Excerpts from a figure dataset
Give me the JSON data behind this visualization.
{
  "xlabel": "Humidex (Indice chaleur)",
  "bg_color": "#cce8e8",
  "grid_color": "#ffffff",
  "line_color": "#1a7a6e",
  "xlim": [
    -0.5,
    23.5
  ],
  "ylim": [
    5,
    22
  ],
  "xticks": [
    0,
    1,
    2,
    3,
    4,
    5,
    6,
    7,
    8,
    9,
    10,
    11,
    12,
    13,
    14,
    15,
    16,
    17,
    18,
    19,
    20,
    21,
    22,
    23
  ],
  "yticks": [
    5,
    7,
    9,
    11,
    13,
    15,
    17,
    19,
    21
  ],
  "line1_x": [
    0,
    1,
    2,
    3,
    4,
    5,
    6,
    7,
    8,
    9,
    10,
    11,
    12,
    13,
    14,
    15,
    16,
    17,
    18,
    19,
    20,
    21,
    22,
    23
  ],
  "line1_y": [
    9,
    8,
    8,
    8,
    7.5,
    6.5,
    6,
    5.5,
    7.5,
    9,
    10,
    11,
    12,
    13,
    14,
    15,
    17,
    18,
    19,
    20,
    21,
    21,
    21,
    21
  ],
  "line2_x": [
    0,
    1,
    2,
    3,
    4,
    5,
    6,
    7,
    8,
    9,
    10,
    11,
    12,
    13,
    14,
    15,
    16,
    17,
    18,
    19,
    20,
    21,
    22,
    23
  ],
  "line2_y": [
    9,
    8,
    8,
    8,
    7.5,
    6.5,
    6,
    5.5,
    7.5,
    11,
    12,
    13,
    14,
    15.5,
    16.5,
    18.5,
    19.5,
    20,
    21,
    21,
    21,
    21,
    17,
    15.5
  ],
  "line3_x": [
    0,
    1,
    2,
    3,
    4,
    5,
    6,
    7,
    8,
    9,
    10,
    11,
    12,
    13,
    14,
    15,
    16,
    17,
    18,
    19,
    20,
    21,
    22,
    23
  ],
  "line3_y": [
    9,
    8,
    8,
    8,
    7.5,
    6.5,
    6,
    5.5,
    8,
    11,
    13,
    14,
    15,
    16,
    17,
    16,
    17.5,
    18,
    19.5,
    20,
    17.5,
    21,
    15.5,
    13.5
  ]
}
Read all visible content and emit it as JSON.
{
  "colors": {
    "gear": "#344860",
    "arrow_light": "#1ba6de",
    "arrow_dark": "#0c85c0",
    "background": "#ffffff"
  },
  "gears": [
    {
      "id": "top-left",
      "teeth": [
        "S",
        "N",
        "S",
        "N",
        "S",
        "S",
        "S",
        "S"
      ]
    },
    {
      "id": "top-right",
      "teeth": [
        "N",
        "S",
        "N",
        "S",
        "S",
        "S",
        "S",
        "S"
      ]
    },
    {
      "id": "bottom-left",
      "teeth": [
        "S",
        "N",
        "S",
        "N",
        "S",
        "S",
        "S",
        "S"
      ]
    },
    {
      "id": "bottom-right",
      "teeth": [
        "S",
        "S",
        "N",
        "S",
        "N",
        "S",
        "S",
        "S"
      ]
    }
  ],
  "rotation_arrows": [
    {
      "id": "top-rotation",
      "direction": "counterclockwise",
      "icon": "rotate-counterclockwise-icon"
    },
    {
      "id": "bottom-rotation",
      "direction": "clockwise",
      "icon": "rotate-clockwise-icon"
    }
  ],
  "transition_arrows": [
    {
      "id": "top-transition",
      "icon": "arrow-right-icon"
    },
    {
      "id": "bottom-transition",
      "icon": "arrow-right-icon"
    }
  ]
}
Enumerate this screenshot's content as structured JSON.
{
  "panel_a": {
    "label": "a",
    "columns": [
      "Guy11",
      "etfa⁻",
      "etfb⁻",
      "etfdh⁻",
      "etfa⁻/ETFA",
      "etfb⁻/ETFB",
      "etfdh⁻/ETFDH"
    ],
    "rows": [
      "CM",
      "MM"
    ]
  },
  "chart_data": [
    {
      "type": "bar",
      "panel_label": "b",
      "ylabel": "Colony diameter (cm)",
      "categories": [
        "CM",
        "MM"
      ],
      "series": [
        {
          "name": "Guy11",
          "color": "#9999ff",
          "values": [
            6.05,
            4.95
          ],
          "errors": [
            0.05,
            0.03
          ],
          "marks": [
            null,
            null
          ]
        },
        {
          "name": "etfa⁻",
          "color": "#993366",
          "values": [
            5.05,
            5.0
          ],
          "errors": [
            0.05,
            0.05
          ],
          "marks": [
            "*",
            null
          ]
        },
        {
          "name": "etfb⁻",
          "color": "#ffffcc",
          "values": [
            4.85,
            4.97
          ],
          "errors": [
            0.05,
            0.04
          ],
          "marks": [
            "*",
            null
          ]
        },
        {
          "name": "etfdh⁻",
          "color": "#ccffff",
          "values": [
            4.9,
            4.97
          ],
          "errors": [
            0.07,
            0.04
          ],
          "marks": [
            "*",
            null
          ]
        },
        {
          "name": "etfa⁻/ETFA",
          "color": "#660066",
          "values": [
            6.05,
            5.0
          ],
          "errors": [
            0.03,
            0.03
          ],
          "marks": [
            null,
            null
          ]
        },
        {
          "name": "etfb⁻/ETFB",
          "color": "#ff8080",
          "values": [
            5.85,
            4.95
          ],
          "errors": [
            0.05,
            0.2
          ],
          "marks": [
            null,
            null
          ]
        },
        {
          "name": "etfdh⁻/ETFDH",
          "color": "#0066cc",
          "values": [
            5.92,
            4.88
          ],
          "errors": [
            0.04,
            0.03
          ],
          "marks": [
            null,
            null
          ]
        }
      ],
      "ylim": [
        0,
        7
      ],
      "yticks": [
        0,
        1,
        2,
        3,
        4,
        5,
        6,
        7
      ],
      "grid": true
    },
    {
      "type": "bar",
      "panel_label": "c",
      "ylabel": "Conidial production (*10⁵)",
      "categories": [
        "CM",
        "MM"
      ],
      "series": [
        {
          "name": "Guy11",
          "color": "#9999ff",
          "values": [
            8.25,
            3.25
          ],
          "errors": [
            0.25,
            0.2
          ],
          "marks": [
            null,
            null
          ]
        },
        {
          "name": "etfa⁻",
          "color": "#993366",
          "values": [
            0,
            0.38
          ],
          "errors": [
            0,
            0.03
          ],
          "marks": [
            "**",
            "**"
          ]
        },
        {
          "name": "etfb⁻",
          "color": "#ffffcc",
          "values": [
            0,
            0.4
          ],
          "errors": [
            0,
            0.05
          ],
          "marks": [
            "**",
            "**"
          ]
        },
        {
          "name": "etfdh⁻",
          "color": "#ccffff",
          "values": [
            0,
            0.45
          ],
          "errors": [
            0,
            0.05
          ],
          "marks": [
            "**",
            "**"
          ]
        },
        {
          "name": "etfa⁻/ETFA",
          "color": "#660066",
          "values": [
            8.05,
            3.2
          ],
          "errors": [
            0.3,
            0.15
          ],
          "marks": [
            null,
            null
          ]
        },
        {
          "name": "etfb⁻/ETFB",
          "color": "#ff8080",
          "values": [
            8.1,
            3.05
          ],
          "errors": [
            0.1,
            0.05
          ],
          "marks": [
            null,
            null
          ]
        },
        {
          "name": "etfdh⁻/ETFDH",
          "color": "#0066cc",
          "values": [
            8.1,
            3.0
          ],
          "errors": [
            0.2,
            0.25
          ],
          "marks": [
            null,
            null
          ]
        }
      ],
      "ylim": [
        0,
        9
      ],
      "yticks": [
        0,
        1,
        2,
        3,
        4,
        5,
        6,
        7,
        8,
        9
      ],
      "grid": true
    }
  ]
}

■ **INSTRUCTIONS FOR THE TASK**
Please output the complete data exactly.

■ **CORRECT RESPONSE**
Give me the JSON data behind this visualization.
{
  "xlabel": "Humidex (Indice chaleur)",
  "bg_color": "#cce8e8",
  "grid_color": "#ffffff",
  "line_color": "#1a7a6e",
  "xlim": [
    -0.5,
    23.5
  ],
  "ylim": [
    5,
    22
  ],
  "xticks": [
    0,
    1,
    2,
    3,
    4,
    5,
    6,
    7,
    8,
    9,
    10,
    11,
    12,
    13,
    14,
    15,
    16,
    17,
    18,
    19,
    20,
    21,
    22,
    23
  ],
  "yticks": [
    5,
    7,
    9,
    11,
    13,
    15,
    17,
    19,
    21
  ],
  "line1_x": [
    0,
    1,
    2,
    3,
    4,
    5,
    6,
    7,
    8,
    9,
    10,
    11,
    12,
    13,
    14,
    15,
    16,
    17,
    18,
    19,
    20,
    21,
    22,
    23
  ],
  "line1_y": [
    9,
    8,
    8,
    8,
    7.5,
    6.5,
    6,
    5.5,
    7.5,
    9,
    10,
    11,
    12,
    13,
    14,
    15,
    17,
    18,
    19,
    20,
    21,
    21,
    21,
    21
  ],
  "line2_x": [
    0,
    1,
    2,
    3,
    4,
    5,
    6,
    7,
    8,
    9,
    10,
    11,
    12,
    13,
    14,
    15,
    16,
    17,
    18,
    19,
    20,
    21,
    22,
    23
  ],
  "line2_y": [
    9,
    8,
    8,
    8,
    7.5,
    6.5,
    6,
    5.5,
    7.5,
    11,
    12,
    13,
    14,
    15.5,
    16.5,
    18.5,
    19.5,
    20,
    21,
    21,
    21,
    21,
    17,
    15.5
  ],
  "line3_x": [
    0,
    1,
    2,
    3,
    4,
    5,
    6,
    7,
    8,
    9,
    10,
    11,
    12,
    13,
    14,
    15,
    16,
    17,
    18,
    19,
    20,
    21,
    22,
    23
  ],
  "line3_y": [
    9,
    8,
    8,
    8,
    7.5,
    6.5,
    6,
    5.5,
    8,
    11,
    13,
    14,
    15,
    16,
    17,
    16,
    17.5,
    18,
    19.5,
    20,
    17.5,
    21,
    15.5,
    13.5
  ]
}
Read all visible content and emit it as JSON.
{
  "colors": {
    "gear": "#344860",
    "arrow_light": "#1ba6de",
    "arrow_dark": "#0c85c0",
    "background": "#ffffff"
  },
  "gears": [
    {
      "id": "top-left",
      "teeth": [
        "S",
        "N",
        "S",
        "N",
        "S",
        "S",
        "S",
        "S"
      ]
    },
    {
      "id": "top-right",
      "teeth": [
        "N",
        "S",
        "N",
        "S",
        "S",
        "S",
        "S",
        "S"
      ]
    },
    {
      "id": "bottom-left",
      "teeth": [
        "S",
        "N",
        "S",
        "N",
        "S",
        "S",
        "S",
        "S"
      ]
    },
    {
      "id": "bottom-right",
      "teeth": [
        "S",
        "S",
        "N",
        "S",
        "N",
        "S",
        "S",
        "S"
      ]
    }
  ],
  "rotation_arrows": [
    {
      "id": "top-rotation",
      "direction": "counterclockwise",
      "icon": "rotate-counterclockwise-icon"
    },
    {
      "id": "bottom-rotation",
      "direction": "clockwise",
      "icon": "rotate-clockwise-icon"
    }
  ],
  "transition_arrows": [
    {
      "id": "top-transition",
      "icon": "arrow-right-icon"
    },
    {
      "id": "bottom-transition",
      "icon": "arrow-right-icon"
    }
  ]
}
Enumerate this screenshot's content as structured JSON.
{
  "panel_a": {
    "label": "a",
    "columns": [
      "Guy11",
      "etfa⁻",
      "etfb⁻",
      "etfdh⁻",
      "etfa⁻/ETFA",
      "etfb⁻/ETFB",
      "etfdh⁻/ETFDH"
    ],
    "rows": [
      "CM",
      "MM"
    ]
  },
  "chart_data": [
    {
      "type": "bar",
      "panel_label": "b",
      "ylabel": "Colony diameter (cm)",
      "categories": [
        "CM",
        "MM"
      ],
      "series": [
        {
          "name": "Guy11",
          "color": "#9999ff",
          "values": [
            6.05,
            4.95
          ],
          "errors": [
            0.05,
            0.03
          ],
          "marks": [
            null,
            null
          ]
        },
        {
          "name": "etfa⁻",
          "color": "#993366",
          "values": [
            5.05,
            5.0
          ],
          "errors": [
            0.05,
            0.05
          ],
          "marks": [
            "*",
            null
          ]
        },
        {
          "name": "etfb⁻",
          "color": "#ffffcc",
          "values": [
            4.85,
            4.97
          ],
          "errors": [
            0.05,
            0.04
          ],
          "marks": [
            "*",
            null
          ]
        },
        {
          "name": "etfdh⁻",
          "color": "#ccffff",
          "values": [
            4.9,
            4.97
          ],
          "errors": [
            0.07,
            0.04
          ],
          "marks": [
            "*",
            null
          ]
        },
        {
          "name": "etfa⁻/ETFA",
          "color": "#660066",
          "values": [
            6.05,
            5.0
          ],
          "errors": [
            0.03,
            0.03
          ],
          "marks": [
            null,
            null
          ]
        },
        {
          "name": "etfb⁻/ETFB",
          "color": "#ff8080",
          "values": [
            5.85,
            4.95
          ],
          "errors": [
            0.05,
            0.2
          ],
          "marks": [
            null,
            null
          ]
        },
        {
          "name": "etfdh⁻/ETFDH",
          "color": "#0066cc",
          "values": [
            5.92,
            4.88
          ],
          "errors": [
            0.04,
            0.03
          ],
          "marks": [
            null,
            null
          ]
        }
      ],
      "ylim": [
        0,
        7
      ],
      "yticks": [
        0,
        1,
        2,
        3,
        4,
        5,
        6,
        7
      ],
      "grid": true
    },
    {
      "type": "bar",
      "panel_label": "c",
      "ylabel": "Conidial production (*10⁵)",
      "categories": [
        "CM",
        "MM"
      ],
      "series": [
        {
          "name": "Guy11",
          "color": "#9999ff",
          "values": [
            8.25,
            3.25
          ],
          "errors": [
            0.25,
            0.2
          ],
          "marks": [
            null,
            null
          ]
        },
        {
          "name": "etfa⁻",
          "color": "#993366",
          "values": [
            0,
            0.38
          ],
          "errors": [
            0,
            0.03
          ],
          "marks": [
            "**",
            "**"
          ]
        },
        {
          "name": "etfb⁻",
          "color": "#ffffcc",
          "values": [
            0,
            0.4
          ],
          "errors": [
            0,
            0.05
          ],
          "marks": [
            "**",
            "**"
          ]
        },
        {
          "name": "etfdh⁻",
          "color": "#ccffff",
          "values": [
            0,
            0.45
          ],
          "errors": [
            0,
            0.05
          ],
          "marks": [
            "**",
            "**"
          ]
        },
        {
          "name": "etfa⁻/ETFA",
          "color": "#660066",
          "values": [
            8.05,
            3.2
          ],
          "errors": [
            0.3,
            0.15
          ],
          "marks": [
            null,
            null
          ]
        },
        {
          "name": "etfb⁻/ETFB",
          "color": "#ff8080",
          "values": [
            8.1,
            3.05
          ],
          "errors": [
            0.1,
            0.05
          ],
          "marks": [
            null,
            null
          ]
        },
        {
          "name": "etfdh⁻/ETFDH",
          "color": "#0066cc",
          "values": [
            8.1,
            3.0
          ],
          "errors": [
            0.2,
            0.25
          ],
          "marks": [
            null,
            null
          ]
        }
      ],
      "ylim": [
        0,
        9
      ],
      "yticks": [
        0,
        1,
        2,
        3,
        4,
        5,
        6,
        7,
        8,
        9
      ],
      "grid": true
    }
  ]
}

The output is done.